**Written exercise:** Leave out the pictures and return every entry exactly as it appears.

**Records provided:**
:::

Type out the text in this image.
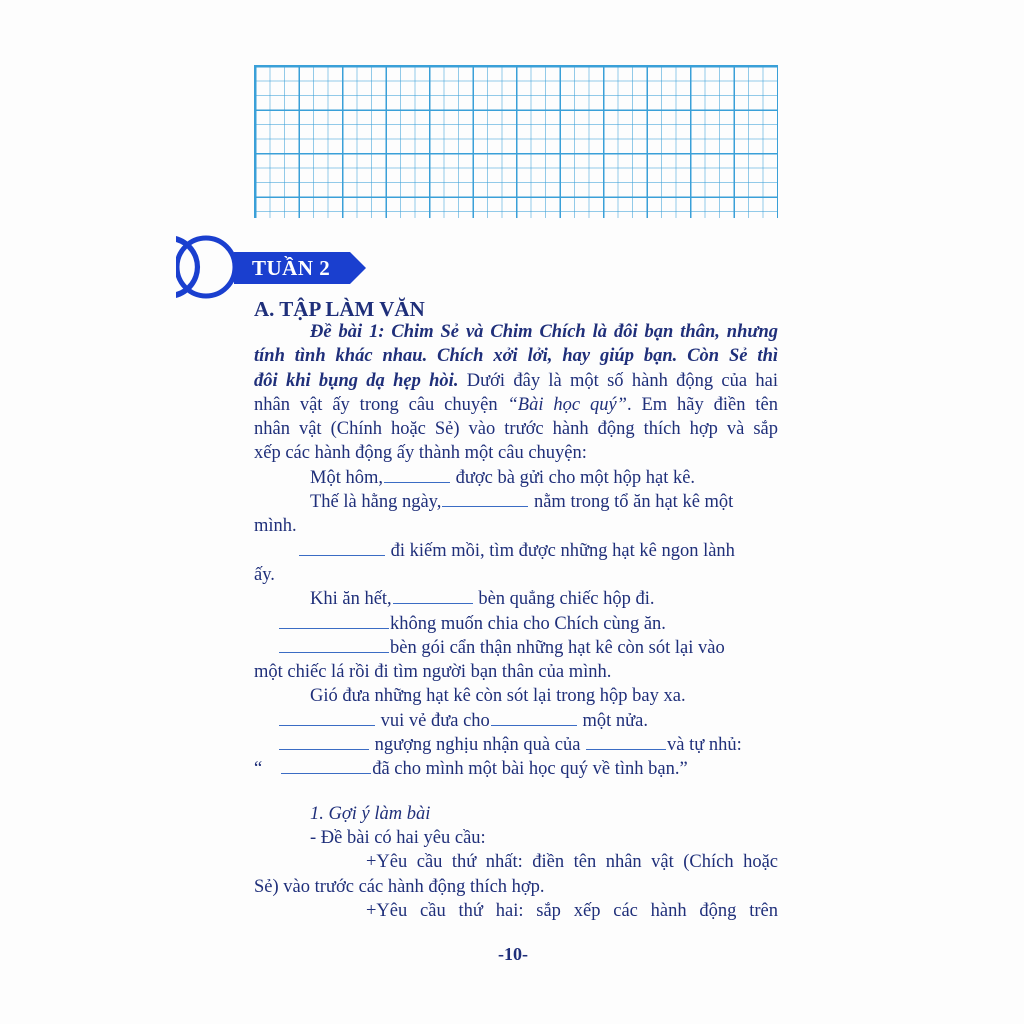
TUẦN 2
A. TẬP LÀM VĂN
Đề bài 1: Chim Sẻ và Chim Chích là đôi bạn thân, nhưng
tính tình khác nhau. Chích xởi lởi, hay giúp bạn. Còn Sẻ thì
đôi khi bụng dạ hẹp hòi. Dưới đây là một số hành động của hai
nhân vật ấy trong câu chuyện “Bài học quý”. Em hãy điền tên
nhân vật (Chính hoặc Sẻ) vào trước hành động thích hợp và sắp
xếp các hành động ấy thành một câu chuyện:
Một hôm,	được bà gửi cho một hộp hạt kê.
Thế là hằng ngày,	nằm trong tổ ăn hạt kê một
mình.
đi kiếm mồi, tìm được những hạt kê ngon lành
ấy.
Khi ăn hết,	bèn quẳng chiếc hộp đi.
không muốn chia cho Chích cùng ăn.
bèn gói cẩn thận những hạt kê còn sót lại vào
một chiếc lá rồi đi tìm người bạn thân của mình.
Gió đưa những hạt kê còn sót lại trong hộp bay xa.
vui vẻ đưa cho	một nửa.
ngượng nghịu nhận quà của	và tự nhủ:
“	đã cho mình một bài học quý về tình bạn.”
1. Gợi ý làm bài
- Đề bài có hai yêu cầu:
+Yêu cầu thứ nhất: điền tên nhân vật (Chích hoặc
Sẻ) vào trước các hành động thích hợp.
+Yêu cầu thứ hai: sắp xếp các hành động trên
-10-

:::

**Result of this exercise:**
Type out the text in this image.
TUẦN 2
A. TẬP LÀM VĂN
Đề bài 1: Chim Sẻ và Chim Chích là đôi bạn thân, nhưng
tính tình khác nhau. Chích xởi lởi, hay giúp bạn. Còn Sẻ thì
đôi khi bụng dạ hẹp hòi. Dưới đây là một số hành động của hai
nhân vật ấy trong câu chuyện “Bài học quý”. Em hãy điền tên
nhân vật (Chính hoặc Sẻ) vào trước hành động thích hợp và sắp
xếp các hành động ấy thành một câu chuyện:
Một hôm,	được bà gửi cho một hộp hạt kê.
Thế là hằng ngày,	nằm trong tổ ăn hạt kê một
mình.
đi kiếm mồi, tìm được những hạt kê ngon lành
ấy.
Khi ăn hết,	bèn quẳng chiếc hộp đi.
không muốn chia cho Chích cùng ăn.
bèn gói cẩn thận những hạt kê còn sót lại vào
một chiếc lá rồi đi tìm người bạn thân của mình.
Gió đưa những hạt kê còn sót lại trong hộp bay xa.
vui vẻ đưa cho	một nửa.
ngượng nghịu nhận quà của	và tự nhủ:
“	đã cho mình một bài học quý về tình bạn.”
1. Gợi ý làm bài
- Đề bài có hai yêu cầu:
+Yêu cầu thứ nhất: điền tên nhân vật (Chích hoặc
Sẻ) vào trước các hành động thích hợp.
+Yêu cầu thứ hai: sắp xếp các hành động trên
-10-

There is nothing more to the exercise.